• _Records about charts and figures_
--------------------------------------------------

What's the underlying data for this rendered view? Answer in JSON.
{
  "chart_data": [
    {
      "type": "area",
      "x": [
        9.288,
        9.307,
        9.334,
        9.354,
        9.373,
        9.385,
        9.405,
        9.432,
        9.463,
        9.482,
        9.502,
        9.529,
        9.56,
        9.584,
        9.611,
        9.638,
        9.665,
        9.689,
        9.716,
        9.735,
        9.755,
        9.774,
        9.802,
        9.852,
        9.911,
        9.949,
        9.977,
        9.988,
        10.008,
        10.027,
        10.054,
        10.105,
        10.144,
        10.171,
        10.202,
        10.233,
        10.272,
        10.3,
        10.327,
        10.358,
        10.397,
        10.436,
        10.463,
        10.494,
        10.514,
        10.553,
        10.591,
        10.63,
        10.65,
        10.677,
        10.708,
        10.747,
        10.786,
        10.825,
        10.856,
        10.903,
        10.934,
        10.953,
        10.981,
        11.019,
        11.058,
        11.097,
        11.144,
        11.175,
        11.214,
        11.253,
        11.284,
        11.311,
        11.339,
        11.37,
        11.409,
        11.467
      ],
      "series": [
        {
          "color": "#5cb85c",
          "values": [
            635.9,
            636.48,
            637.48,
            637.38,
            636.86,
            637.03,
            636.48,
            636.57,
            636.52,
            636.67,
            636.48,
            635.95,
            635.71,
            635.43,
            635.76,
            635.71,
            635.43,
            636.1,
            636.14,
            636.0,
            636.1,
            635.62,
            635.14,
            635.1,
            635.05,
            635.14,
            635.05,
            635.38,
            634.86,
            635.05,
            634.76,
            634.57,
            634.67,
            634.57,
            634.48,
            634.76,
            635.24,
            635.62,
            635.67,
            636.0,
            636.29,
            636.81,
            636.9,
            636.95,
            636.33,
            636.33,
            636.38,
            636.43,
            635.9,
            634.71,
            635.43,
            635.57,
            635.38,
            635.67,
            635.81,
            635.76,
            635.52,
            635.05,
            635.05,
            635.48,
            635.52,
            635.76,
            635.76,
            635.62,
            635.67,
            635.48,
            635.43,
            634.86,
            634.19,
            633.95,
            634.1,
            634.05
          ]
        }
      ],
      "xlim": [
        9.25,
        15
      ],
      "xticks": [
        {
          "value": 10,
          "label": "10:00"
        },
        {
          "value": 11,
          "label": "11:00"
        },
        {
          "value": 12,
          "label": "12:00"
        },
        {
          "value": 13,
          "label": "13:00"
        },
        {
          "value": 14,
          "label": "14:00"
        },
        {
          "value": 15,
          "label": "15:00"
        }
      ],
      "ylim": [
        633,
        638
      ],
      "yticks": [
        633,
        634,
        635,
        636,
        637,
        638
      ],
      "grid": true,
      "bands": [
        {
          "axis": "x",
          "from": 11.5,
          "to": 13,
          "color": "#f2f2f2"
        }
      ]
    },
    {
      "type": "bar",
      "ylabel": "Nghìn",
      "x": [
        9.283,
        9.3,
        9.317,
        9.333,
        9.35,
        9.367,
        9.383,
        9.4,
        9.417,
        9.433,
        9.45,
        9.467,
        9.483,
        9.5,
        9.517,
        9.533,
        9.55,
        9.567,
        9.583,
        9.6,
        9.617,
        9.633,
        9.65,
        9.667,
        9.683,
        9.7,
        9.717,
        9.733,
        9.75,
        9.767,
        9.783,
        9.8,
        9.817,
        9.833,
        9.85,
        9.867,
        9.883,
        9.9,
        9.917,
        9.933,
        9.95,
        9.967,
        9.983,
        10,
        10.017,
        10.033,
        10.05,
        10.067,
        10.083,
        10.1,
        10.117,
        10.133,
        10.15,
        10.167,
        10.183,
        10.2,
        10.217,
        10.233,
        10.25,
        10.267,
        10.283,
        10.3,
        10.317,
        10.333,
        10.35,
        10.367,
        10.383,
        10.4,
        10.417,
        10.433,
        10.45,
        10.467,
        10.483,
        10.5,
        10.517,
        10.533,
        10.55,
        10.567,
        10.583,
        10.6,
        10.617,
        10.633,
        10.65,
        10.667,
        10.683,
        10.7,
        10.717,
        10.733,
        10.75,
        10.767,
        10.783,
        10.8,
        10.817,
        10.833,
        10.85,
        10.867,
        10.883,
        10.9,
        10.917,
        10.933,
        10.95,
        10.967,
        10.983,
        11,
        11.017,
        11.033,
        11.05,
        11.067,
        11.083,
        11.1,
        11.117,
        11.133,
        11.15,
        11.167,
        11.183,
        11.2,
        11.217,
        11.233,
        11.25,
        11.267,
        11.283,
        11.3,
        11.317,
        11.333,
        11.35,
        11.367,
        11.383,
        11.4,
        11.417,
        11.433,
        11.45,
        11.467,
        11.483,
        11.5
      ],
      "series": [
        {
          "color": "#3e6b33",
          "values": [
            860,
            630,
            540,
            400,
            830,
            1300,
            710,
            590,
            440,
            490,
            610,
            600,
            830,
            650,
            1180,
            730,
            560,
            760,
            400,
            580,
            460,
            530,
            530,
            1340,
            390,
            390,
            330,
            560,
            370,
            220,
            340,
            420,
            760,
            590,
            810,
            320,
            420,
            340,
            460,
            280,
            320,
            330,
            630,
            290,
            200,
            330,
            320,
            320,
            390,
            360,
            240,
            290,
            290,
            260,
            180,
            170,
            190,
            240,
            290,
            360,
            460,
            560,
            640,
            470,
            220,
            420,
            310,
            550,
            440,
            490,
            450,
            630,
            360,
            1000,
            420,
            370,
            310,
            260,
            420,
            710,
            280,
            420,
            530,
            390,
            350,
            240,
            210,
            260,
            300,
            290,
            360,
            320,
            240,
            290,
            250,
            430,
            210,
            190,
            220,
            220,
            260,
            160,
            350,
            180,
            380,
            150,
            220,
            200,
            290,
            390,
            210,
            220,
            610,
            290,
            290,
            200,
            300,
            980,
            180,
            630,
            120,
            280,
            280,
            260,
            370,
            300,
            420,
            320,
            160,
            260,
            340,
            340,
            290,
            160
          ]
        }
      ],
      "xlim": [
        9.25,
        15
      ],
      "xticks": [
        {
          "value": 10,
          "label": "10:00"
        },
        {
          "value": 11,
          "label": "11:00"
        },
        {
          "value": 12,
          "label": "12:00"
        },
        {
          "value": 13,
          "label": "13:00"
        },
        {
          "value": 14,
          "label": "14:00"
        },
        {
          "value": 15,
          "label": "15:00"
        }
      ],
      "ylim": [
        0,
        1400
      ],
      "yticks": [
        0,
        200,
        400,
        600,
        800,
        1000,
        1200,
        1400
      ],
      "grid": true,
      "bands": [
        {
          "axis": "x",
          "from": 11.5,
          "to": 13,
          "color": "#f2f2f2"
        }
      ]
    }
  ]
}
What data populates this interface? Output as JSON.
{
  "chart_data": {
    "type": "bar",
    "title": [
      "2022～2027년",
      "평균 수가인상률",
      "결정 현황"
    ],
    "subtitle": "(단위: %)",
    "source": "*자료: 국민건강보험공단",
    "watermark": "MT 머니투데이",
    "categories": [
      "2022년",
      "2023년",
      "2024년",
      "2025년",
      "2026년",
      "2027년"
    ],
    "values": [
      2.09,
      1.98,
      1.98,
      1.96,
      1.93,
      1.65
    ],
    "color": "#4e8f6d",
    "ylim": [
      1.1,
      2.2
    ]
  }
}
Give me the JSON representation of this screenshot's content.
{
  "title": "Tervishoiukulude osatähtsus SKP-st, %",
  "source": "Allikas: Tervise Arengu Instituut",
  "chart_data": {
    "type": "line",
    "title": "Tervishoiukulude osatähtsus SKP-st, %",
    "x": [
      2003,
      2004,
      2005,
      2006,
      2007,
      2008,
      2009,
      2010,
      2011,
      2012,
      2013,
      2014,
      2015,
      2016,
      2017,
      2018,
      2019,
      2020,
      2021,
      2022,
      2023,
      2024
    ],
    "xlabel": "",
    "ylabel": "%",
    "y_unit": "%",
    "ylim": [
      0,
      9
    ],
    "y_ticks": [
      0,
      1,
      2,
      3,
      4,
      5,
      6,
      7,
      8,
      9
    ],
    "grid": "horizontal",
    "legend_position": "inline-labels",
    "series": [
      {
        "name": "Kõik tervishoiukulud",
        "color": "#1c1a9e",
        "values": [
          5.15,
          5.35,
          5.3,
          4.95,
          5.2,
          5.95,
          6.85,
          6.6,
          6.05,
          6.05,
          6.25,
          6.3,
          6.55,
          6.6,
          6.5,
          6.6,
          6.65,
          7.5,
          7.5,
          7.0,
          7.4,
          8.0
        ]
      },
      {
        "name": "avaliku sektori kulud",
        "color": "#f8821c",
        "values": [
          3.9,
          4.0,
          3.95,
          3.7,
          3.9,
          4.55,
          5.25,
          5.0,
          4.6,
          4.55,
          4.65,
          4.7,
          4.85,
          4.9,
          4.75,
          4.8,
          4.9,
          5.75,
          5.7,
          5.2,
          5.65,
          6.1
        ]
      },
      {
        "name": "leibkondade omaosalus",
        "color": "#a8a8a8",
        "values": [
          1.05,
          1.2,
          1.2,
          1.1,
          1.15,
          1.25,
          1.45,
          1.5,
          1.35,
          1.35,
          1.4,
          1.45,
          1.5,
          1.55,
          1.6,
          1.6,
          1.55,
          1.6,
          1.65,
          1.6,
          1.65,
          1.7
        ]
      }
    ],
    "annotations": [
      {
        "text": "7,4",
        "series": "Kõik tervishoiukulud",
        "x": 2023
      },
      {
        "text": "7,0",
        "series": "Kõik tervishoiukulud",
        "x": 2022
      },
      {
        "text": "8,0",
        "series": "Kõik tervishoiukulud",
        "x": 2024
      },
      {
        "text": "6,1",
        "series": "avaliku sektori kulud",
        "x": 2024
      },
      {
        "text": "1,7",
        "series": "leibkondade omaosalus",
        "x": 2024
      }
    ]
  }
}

--------------------------------------------------

• _Work to do_
Count how many lines above include the word "leibkondade" and answer with that figure only.

• _Answer below_
2